>> begin
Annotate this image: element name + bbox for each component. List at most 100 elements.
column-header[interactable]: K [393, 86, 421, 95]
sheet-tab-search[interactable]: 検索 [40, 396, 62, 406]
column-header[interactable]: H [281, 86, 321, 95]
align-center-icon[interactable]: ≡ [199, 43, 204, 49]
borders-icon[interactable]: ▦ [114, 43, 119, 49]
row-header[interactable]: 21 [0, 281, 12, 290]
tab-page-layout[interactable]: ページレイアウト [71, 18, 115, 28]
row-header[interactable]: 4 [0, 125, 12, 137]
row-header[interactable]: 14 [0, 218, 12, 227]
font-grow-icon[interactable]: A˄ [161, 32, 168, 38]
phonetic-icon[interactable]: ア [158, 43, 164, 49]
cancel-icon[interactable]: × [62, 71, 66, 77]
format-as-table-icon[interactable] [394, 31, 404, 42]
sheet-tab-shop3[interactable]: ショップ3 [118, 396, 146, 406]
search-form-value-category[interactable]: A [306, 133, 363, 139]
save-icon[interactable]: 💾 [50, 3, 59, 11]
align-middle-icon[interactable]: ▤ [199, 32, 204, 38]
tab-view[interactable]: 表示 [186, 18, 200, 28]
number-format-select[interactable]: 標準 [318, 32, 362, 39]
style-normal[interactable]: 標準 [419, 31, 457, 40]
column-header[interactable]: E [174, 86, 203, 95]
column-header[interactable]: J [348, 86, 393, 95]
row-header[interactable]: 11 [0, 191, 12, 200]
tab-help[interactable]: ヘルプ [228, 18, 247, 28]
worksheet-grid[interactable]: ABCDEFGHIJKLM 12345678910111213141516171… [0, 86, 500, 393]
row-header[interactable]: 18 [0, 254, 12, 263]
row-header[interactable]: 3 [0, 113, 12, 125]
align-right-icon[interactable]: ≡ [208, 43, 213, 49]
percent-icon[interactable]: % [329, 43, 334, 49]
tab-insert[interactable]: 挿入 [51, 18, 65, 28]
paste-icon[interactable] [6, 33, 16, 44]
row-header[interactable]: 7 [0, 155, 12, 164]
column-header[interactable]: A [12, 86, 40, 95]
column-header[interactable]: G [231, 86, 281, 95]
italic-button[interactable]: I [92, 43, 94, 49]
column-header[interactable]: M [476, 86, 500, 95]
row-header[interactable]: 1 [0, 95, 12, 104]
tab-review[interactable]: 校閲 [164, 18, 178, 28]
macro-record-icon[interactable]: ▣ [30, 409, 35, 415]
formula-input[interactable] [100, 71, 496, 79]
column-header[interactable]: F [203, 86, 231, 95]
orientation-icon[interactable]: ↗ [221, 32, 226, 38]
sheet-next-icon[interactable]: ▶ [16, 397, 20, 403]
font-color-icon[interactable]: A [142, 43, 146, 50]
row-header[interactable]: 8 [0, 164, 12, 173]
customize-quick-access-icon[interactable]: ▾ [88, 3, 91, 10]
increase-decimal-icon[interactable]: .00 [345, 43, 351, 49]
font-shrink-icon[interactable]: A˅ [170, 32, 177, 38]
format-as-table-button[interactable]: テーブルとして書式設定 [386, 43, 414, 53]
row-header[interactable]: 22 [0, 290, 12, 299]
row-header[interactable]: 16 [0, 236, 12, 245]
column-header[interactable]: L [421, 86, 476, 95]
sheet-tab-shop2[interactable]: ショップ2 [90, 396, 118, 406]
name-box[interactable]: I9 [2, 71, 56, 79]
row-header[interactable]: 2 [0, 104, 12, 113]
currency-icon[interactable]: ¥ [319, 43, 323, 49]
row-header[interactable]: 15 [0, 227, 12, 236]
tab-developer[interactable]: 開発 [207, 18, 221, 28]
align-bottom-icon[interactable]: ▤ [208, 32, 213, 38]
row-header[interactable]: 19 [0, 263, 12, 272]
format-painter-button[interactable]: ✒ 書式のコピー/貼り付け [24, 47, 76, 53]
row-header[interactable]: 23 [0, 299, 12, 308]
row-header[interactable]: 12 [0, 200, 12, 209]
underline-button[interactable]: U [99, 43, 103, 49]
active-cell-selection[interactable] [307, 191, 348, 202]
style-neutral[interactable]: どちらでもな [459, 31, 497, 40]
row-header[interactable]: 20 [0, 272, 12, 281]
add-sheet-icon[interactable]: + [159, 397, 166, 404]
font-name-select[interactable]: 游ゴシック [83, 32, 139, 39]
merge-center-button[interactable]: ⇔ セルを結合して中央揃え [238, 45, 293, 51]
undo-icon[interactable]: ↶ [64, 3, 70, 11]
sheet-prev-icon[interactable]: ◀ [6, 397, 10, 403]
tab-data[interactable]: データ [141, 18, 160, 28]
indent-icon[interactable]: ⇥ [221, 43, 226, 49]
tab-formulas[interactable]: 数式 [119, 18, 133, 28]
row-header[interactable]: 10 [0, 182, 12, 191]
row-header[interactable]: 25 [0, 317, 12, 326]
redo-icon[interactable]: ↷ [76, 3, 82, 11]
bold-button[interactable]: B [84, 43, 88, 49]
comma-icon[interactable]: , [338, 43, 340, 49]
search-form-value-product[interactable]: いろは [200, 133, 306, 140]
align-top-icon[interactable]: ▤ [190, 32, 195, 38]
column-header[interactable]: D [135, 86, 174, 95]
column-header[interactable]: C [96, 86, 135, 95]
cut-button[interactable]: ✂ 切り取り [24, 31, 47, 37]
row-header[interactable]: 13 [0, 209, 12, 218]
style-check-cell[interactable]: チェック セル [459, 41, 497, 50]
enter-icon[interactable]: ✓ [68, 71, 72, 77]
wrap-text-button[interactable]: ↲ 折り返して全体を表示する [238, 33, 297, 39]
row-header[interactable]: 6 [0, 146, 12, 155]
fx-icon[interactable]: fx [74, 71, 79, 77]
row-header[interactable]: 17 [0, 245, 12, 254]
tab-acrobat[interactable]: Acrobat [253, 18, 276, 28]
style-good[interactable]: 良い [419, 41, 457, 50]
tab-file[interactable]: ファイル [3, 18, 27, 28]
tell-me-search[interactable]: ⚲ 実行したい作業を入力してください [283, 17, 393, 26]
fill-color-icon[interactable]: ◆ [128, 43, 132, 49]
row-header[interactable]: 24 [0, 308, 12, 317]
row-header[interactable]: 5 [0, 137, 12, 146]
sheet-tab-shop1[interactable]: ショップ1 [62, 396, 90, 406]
>> end
Exercise aim:
Retype the material word for word, from its first line through the line containing "row-header[interactable]: 3 [0, 113, 12, 125]".

Answer to this problem:
Annotate this image: element name + bbox for each component. List at most 100 elements.
column-header[interactable]: K [393, 86, 421, 95]
sheet-tab-search[interactable]: 検索 [40, 396, 62, 406]
column-header[interactable]: H [281, 86, 321, 95]
align-center-icon[interactable]: ≡ [199, 43, 204, 49]
borders-icon[interactable]: ▦ [114, 43, 119, 49]
row-header[interactable]: 21 [0, 281, 12, 290]
tab-page-layout[interactable]: ページレイアウト [71, 18, 115, 28]
row-header[interactable]: 4 [0, 125, 12, 137]
row-header[interactable]: 14 [0, 218, 12, 227]
font-grow-icon[interactable]: A˄ [161, 32, 168, 38]
phonetic-icon[interactable]: ア [158, 43, 164, 49]
cancel-icon[interactable]: × [62, 71, 66, 77]
format-as-table-icon[interactable] [394, 31, 404, 42]
sheet-tab-shop3[interactable]: ショップ3 [118, 396, 146, 406]
search-form-value-category[interactable]: A [306, 133, 363, 139]
save-icon[interactable]: 💾 [50, 3, 59, 11]
align-middle-icon[interactable]: ▤ [199, 32, 204, 38]
tab-view[interactable]: 表示 [186, 18, 200, 28]
number-format-select[interactable]: 標準 [318, 32, 362, 39]
style-normal[interactable]: 標準 [419, 31, 457, 40]
column-header[interactable]: E [174, 86, 203, 95]
column-header[interactable]: J [348, 86, 393, 95]
row-header[interactable]: 11 [0, 191, 12, 200]
tab-help[interactable]: ヘルプ [228, 18, 247, 28]
worksheet-grid[interactable]: ABCDEFGHIJKLM 12345678910111213141516171… [0, 86, 500, 393]
row-header[interactable]: 18 [0, 254, 12, 263]
row-header[interactable]: 3 [0, 113, 12, 125]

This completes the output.